GIVEN INSTRUCTION
Look below for the line containing "Type out the text in this image.". Output it and each remaining line of the entries exactly, and nothing else.

<<<<

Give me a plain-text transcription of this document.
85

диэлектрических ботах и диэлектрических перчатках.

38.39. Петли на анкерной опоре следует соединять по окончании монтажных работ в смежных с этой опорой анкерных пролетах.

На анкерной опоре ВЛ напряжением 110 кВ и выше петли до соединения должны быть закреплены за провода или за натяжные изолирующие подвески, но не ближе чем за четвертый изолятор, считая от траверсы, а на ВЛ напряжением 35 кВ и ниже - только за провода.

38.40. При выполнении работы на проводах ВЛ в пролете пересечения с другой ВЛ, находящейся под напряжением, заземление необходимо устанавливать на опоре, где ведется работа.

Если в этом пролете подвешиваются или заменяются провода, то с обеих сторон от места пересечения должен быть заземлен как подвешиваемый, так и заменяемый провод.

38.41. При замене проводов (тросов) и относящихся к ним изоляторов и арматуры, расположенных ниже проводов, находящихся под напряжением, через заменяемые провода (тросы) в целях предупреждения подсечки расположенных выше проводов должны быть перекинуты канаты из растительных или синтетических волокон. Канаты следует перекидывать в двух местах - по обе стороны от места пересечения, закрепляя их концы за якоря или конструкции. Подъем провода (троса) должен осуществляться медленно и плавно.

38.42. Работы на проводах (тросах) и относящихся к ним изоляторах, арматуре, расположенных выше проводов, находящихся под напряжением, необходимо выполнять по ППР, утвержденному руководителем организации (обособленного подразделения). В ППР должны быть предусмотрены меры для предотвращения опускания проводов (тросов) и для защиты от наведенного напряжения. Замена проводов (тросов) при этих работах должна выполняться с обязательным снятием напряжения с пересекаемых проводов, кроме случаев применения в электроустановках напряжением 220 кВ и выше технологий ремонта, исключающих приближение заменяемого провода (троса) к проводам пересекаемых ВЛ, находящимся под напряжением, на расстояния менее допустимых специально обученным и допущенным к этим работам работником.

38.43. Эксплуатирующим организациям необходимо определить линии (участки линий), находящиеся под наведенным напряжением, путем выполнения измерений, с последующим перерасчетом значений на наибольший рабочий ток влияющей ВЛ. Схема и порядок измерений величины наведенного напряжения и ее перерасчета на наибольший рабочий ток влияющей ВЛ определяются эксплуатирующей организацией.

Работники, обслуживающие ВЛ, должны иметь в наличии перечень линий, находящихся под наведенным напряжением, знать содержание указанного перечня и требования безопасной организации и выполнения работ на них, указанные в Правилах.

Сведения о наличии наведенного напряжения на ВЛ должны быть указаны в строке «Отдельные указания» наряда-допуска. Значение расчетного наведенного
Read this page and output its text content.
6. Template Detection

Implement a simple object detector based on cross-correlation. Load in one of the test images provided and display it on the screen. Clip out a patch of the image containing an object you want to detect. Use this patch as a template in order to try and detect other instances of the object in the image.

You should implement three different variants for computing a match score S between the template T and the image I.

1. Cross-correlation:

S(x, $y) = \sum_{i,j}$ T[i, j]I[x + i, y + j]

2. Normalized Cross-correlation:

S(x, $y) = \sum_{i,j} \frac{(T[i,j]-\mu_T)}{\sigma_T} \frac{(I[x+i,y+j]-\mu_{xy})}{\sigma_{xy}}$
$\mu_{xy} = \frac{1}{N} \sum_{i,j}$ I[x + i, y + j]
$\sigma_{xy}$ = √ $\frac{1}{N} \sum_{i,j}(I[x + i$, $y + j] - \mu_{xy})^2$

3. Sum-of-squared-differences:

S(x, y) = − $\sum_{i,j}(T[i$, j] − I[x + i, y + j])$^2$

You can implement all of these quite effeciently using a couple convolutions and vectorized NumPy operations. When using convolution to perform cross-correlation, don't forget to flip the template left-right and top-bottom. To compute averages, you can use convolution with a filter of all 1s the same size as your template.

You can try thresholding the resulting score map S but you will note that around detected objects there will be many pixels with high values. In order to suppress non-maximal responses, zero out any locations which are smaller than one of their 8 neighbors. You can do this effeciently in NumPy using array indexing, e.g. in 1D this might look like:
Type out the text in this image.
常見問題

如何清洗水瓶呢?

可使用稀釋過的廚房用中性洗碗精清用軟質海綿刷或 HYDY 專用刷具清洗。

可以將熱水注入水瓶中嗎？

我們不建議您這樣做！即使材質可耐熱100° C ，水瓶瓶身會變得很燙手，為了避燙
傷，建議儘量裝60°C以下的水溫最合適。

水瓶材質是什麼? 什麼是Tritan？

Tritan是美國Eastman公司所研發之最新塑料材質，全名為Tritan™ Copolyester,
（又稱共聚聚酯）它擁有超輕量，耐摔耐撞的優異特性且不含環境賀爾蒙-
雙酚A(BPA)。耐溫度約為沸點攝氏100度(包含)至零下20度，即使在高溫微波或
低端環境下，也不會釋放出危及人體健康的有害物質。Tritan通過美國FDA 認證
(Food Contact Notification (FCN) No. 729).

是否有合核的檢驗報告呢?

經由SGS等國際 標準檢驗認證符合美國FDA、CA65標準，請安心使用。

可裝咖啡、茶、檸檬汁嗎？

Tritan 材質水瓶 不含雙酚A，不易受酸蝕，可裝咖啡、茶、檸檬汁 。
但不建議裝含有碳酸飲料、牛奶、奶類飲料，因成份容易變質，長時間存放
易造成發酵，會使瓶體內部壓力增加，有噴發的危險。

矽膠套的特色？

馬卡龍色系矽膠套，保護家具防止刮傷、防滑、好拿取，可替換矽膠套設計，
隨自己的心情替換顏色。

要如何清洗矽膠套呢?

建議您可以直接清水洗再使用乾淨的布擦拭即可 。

>>>>

EXPECTED ANSWER
Type out the text in this image.
常見問題

如何清洗水瓶呢?

可使用稀釋過的廚房用中性洗碗精清用軟質海綿刷或 HYDY 專用刷具清洗。

可以將熱水注入水瓶中嗎？

我們不建議您這樣做！即使材質可耐熱100° C ，水瓶瓶身會變得很燙手，為了避燙
傷，建議儘量裝60°C以下的水溫最合適。

水瓶材質是什麼? 什麼是Tritan？

Tritan是美國Eastman公司所研發之最新塑料材質，全名為Tritan™ Copolyester,
（又稱共聚聚酯）它擁有超輕量，耐摔耐撞的優異特性且不含環境賀爾蒙-
雙酚A(BPA)。耐溫度約為沸點攝氏100度(包含)至零下20度，即使在高溫微波或
低端環境下，也不會釋放出危及人體健康的有害物質。Tritan通過美國FDA 認證
(Food Contact Notification (FCN) No. 729).

是否有合核的檢驗報告呢?

經由SGS等國際 標準檢驗認證符合美國FDA、CA65標準，請安心使用。

可裝咖啡、茶、檸檬汁嗎？

Tritan 材質水瓶 不含雙酚A，不易受酸蝕，可裝咖啡、茶、檸檬汁 。
但不建議裝含有碳酸飲料、牛奶、奶類飲料，因成份容易變質，長時間存放
易造成發酵，會使瓶體內部壓力增加，有噴發的危險。

矽膠套的特色？

馬卡龍色系矽膠套，保護家具防止刮傷、防滑、好拿取，可替換矽膠套設計，
隨自己的心情替換顏色。

要如何清洗矽膠套呢?

建議您可以直接清水洗再使用乾淨的布擦拭即可 。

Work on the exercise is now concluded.